*** Task input ***
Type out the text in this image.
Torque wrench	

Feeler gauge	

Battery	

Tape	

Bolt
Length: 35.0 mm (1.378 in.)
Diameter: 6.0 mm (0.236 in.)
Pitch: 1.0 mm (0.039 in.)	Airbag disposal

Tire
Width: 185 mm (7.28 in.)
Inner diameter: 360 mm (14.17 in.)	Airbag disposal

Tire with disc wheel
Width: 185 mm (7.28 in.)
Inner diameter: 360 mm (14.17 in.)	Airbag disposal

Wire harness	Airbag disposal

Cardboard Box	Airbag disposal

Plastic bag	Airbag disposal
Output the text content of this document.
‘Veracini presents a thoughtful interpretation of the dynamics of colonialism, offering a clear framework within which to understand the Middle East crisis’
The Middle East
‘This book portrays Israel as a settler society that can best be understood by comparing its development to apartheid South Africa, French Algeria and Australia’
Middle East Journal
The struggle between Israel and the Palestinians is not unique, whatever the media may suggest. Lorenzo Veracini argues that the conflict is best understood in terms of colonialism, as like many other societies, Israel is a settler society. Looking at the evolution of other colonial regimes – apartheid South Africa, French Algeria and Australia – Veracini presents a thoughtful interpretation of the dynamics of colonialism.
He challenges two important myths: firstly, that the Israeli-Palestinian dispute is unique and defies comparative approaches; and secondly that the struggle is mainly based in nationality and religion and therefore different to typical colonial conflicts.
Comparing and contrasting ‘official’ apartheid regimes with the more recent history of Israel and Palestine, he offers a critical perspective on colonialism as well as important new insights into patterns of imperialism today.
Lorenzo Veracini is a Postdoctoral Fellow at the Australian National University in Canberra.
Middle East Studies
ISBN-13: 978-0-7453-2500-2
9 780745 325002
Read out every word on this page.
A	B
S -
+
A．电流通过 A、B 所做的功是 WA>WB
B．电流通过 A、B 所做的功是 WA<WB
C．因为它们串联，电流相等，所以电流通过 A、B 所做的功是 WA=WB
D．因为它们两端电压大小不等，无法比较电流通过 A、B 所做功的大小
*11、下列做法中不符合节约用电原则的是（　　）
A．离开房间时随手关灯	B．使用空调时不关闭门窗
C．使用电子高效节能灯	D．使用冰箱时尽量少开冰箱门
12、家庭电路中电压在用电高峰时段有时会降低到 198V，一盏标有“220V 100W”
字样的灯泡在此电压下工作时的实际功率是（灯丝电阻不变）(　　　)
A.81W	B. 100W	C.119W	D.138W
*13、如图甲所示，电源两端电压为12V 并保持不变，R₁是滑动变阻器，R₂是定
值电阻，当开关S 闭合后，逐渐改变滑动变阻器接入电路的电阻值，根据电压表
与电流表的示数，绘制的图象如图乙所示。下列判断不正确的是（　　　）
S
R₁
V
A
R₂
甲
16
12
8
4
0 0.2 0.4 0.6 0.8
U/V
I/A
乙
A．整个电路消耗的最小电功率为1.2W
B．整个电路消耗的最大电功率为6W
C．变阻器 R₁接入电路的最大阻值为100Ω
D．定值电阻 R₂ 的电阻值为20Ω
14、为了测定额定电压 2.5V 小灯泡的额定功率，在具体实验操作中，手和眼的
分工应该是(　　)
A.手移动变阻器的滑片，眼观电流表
***
● **Stated problem**:
Repeat, without change, each line of the data above from the one that contains "Read out every word on this page." through the final line, counting both.

● **Expected answer**:
Read out every word on this page.
A	B
S -
+
A．电流通过 A、B 所做的功是 WA>WB
B．电流通过 A、B 所做的功是 WA<WB
C．因为它们串联，电流相等，所以电流通过 A、B 所做的功是 WA=WB
D．因为它们两端电压大小不等，无法比较电流通过 A、B 所做功的大小
*11、下列做法中不符合节约用电原则的是（　　）
A．离开房间时随手关灯	B．使用空调时不关闭门窗
C．使用电子高效节能灯	D．使用冰箱时尽量少开冰箱门
12、家庭电路中电压在用电高峰时段有时会降低到 198V，一盏标有“220V 100W”
字样的灯泡在此电压下工作时的实际功率是（灯丝电阻不变）(　　　)
A.81W	B. 100W	C.119W	D.138W
*13、如图甲所示，电源两端电压为12V 并保持不变，R₁是滑动变阻器，R₂是定
值电阻，当开关S 闭合后，逐渐改变滑动变阻器接入电路的电阻值，根据电压表
与电流表的示数，绘制的图象如图乙所示。下列判断不正确的是（　　　）
S
R₁
V
A
R₂
甲
16
12
8
4
0 0.2 0.4 0.6 0.8
U/V
I/A
乙
A．整个电路消耗的最小电功率为1.2W
B．整个电路消耗的最大电功率为6W
C．变阻器 R₁接入电路的最大阻值为100Ω
D．定值电阻 R₂ 的电阻值为20Ω
14、为了测定额定电压 2.5V 小灯泡的额定功率，在具体实验操作中，手和眼的
分工应该是(　　)
A.手移动变阻器的滑片，眼观电流表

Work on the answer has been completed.